*PROBLEM DESCRIPTION*:
From the listing that follows, output everything exactly except the pictures.

Recorded data
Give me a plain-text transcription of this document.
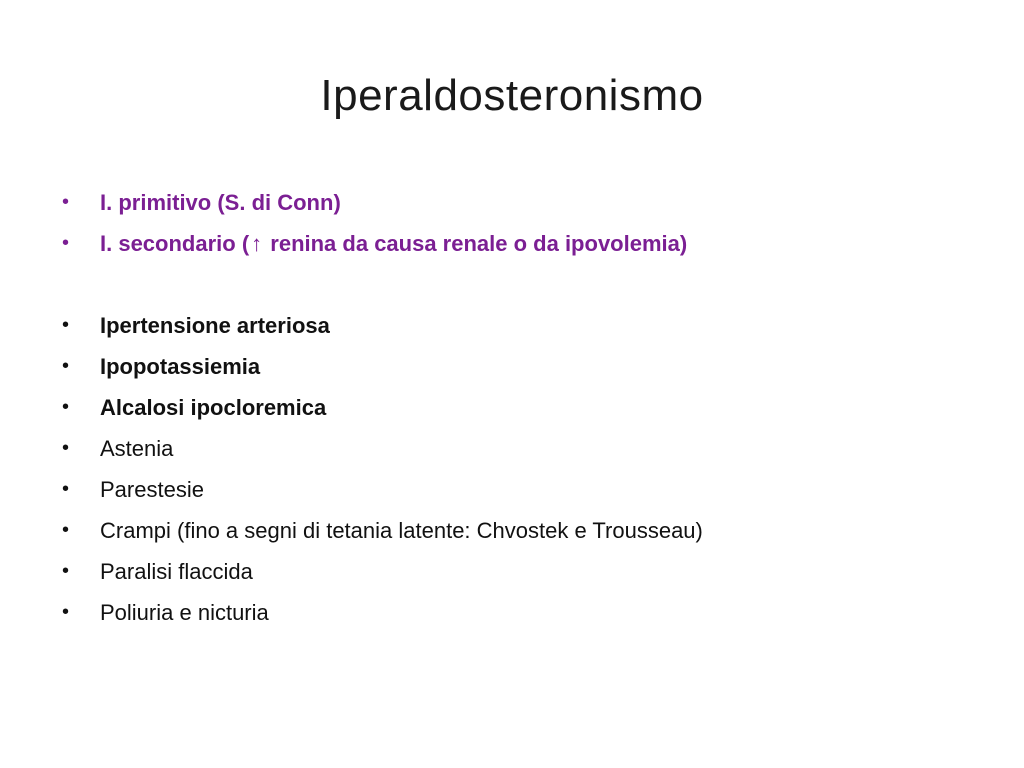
Iperaldosteronismo
•	I. primitivo (S. di Conn)
•	I. secondario (↑ renina da causa renale o da ipovolemia)
•	Ipertensione arteriosa
•	Ipopotassiemia
•	Alcalosi ipocloremica
•	Astenia
•	Parestesie
•	Crampi (fino a segni di tetania latente: Chvostek e Trousseau)
•	Paralisi flaccida
•	Poliuria e nicturia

*RESULT*:
Give me a plain-text transcription of this document.
Iperaldosteronismo
•	I. primitivo (S. di Conn)
•	I. secondario (↑ renina da causa renale o da ipovolemia)
•	Ipertensione arteriosa
•	Ipopotassiemia
•	Alcalosi ipocloremica
•	Astenia
•	Parestesie
•	Crampi (fino a segni di tetania latente: Chvostek e Trousseau)
•	Paralisi flaccida
•	Poliuria e nicturia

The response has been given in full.